▶ [Written request]:
Set down each line of the data below exactly as it stands, dropping the pictures.

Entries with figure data
--

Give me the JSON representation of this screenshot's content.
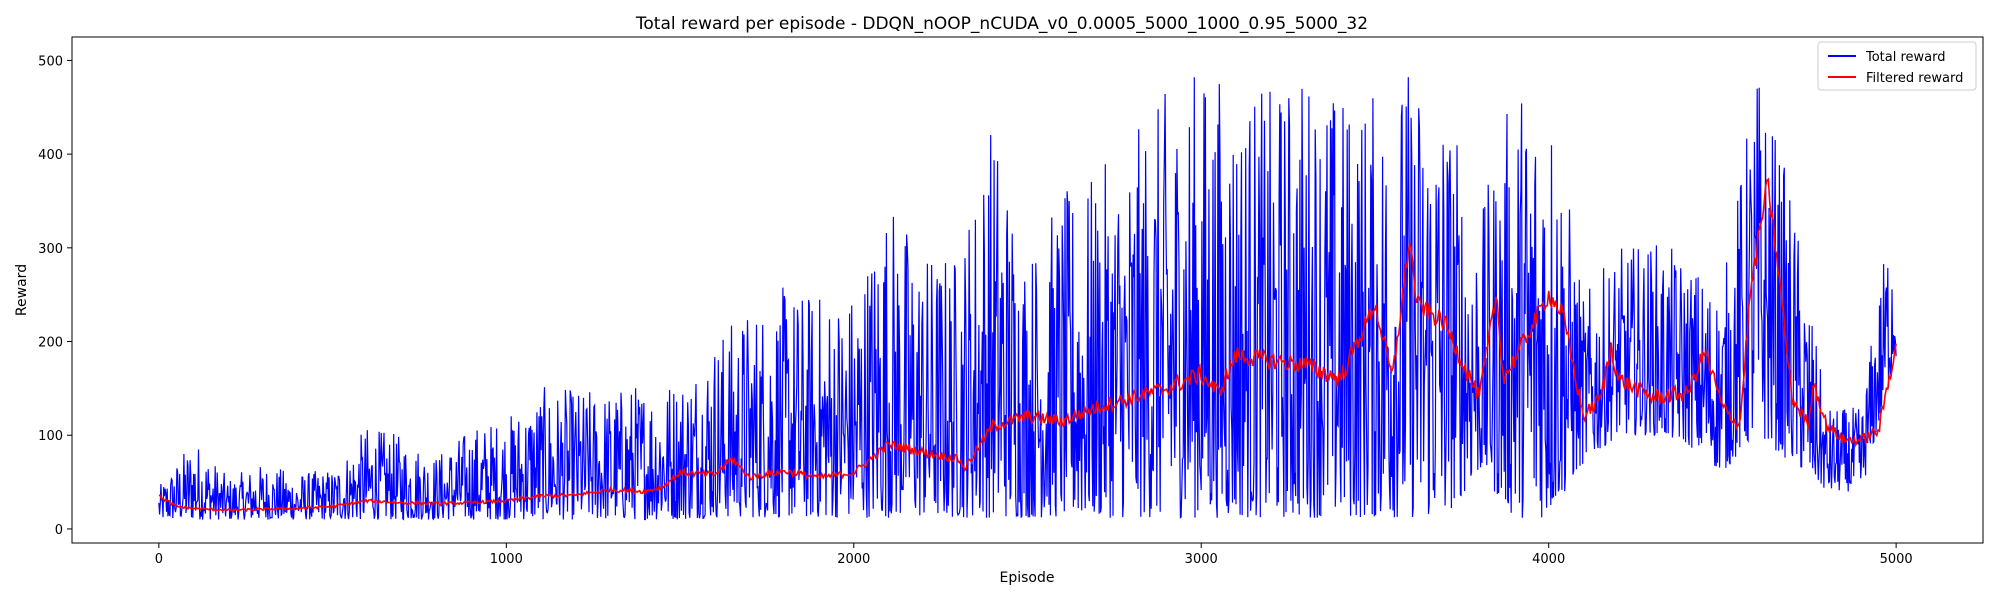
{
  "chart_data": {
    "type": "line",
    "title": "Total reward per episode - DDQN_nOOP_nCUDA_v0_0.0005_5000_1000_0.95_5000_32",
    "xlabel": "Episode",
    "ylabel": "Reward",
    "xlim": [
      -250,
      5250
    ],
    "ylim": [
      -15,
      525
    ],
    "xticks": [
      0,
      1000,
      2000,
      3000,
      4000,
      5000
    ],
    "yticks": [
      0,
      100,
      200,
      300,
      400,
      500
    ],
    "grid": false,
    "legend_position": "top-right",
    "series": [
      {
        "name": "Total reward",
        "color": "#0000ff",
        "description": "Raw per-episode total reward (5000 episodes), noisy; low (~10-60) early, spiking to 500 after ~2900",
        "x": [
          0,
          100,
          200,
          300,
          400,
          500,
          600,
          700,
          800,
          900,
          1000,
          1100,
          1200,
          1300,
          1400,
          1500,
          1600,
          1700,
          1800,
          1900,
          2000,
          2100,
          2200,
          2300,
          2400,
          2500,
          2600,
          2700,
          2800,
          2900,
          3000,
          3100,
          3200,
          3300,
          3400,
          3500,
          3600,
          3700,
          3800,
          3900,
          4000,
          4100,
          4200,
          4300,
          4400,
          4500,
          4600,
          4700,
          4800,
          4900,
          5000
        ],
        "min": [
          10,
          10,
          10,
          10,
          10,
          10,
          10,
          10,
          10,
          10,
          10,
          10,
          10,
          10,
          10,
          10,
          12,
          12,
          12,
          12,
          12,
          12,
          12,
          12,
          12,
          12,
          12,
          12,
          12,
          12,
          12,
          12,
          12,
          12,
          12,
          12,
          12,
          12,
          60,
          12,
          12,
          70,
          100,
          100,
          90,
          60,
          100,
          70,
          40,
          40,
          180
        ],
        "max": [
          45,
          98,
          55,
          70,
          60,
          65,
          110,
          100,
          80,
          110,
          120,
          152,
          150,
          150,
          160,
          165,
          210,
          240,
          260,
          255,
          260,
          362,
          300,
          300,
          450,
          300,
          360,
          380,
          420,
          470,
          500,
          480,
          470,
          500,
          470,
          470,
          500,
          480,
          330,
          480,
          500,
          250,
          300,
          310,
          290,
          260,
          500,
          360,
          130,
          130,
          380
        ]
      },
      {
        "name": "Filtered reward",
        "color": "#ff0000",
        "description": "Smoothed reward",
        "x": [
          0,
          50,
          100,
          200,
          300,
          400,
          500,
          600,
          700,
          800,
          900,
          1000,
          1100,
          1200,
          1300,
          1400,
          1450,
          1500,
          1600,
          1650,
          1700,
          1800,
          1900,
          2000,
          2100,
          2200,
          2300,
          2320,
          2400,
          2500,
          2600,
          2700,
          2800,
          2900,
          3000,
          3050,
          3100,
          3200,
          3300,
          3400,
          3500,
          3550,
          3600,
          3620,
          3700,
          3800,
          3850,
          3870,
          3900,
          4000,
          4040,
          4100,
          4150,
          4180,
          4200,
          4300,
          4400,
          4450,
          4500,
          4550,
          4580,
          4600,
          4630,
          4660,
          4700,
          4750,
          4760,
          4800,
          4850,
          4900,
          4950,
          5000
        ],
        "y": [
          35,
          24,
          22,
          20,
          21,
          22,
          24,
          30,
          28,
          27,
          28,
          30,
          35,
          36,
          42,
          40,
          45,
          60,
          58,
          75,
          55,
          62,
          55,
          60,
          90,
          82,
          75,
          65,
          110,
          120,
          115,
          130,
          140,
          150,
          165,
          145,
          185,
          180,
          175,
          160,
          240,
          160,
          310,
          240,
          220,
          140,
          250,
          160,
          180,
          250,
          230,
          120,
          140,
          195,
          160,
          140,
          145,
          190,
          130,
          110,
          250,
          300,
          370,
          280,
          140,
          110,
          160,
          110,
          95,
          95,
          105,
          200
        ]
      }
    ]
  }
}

--

▶ [Task solution]:
Give me the JSON representation of this screenshot's content.
{
  "chart_data": {
    "type": "line",
    "title": "Total reward per episode - DDQN_nOOP_nCUDA_v0_0.0005_5000_1000_0.95_5000_32",
    "xlabel": "Episode",
    "ylabel": "Reward",
    "xlim": [
      -250,
      5250
    ],
    "ylim": [
      -15,
      525
    ],
    "xticks": [
      0,
      1000,
      2000,
      3000,
      4000,
      5000
    ],
    "yticks": [
      0,
      100,
      200,
      300,
      400,
      500
    ],
    "grid": false,
    "legend_position": "top-right",
    "series": [
      {
        "name": "Total reward",
        "color": "#0000ff",
        "description": "Raw per-episode total reward (5000 episodes), noisy; low (~10-60) early, spiking to 500 after ~2900",
        "x": [
          0,
          100,
          200,
          300,
          400,
          500,
          600,
          700,
          800,
          900,
          1000,
          1100,
          1200,
          1300,
          1400,
          1500,
          1600,
          1700,
          1800,
          1900,
          2000,
          2100,
          2200,
          2300,
          2400,
          2500,
          2600,
          2700,
          2800,
          2900,
          3000,
          3100,
          3200,
          3300,
          3400,
          3500,
          3600,
          3700,
          3800,
          3900,
          4000,
          4100,
          4200,
          4300,
          4400,
          4500,
          4600,
          4700,
          4800,
          4900,
          5000
        ],
        "min": [
          10,
          10,
          10,
          10,
          10,
          10,
          10,
          10,
          10,
          10,
          10,
          10,
          10,
          10,
          10,
          10,
          12,
          12,
          12,
          12,
          12,
          12,
          12,
          12,
          12,
          12,
          12,
          12,
          12,
          12,
          12,
          12,
          12,
          12,
          12,
          12,
          12,
          12,
          60,
          12,
          12,
          70,
          100,
          100,
          90,
          60,
          100,
          70,
          40,
          40,
          180
        ],
        "max": [
          45,
          98,
          55,
          70,
          60,
          65,
          110,
          100,
          80,
          110,
          120,
          152,
          150,
          150,
          160,
          165,
          210,
          240,
          260,
          255,
          260,
          362,
          300,
          300,
          450,
          300,
          360,
          380,
          420,
          470,
          500,
          480,
          470,
          500,
          470,
          470,
          500,
          480,
          330,
          480,
          500,
          250,
          300,
          310,
          290,
          260,
          500,
          360,
          130,
          130,
          380
        ]
      },
      {
        "name": "Filtered reward",
        "color": "#ff0000",
        "description": "Smoothed reward",
        "x": [
          0,
          50,
          100,
          200,
          300,
          400,
          500,
          600,
          700,
          800,
          900,
          1000,
          1100,
          1200,
          1300,
          1400,
          1450,
          1500,
          1600,
          1650,
          1700,
          1800,
          1900,
          2000,
          2100,
          2200,
          2300,
          2320,
          2400,
          2500,
          2600,
          2700,
          2800,
          2900,
          3000,
          3050,
          3100,
          3200,
          3300,
          3400,
          3500,
          3550,
          3600,
          3620,
          3700,
          3800,
          3850,
          3870,
          3900,
          4000,
          4040,
          4100,
          4150,
          4180,
          4200,
          4300,
          4400,
          4450,
          4500,
          4550,
          4580,
          4600,
          4630,
          4660,
          4700,
          4750,
          4760,
          4800,
          4850,
          4900,
          4950,
          5000
        ],
        "y": [
          35,
          24,
          22,
          20,
          21,
          22,
          24,
          30,
          28,
          27,
          28,
          30,
          35,
          36,
          42,
          40,
          45,
          60,
          58,
          75,
          55,
          62,
          55,
          60,
          90,
          82,
          75,
          65,
          110,
          120,
          115,
          130,
          140,
          150,
          165,
          145,
          185,
          180,
          175,
          160,
          240,
          160,
          310,
          240,
          220,
          140,
          250,
          160,
          180,
          250,
          230,
          120,
          140,
          195,
          160,
          140,
          145,
          190,
          130,
          110,
          250,
          300,
          370,
          280,
          140,
          110,
          160,
          110,
          95,
          95,
          105,
          200
        ]
      }
    ]
  }
}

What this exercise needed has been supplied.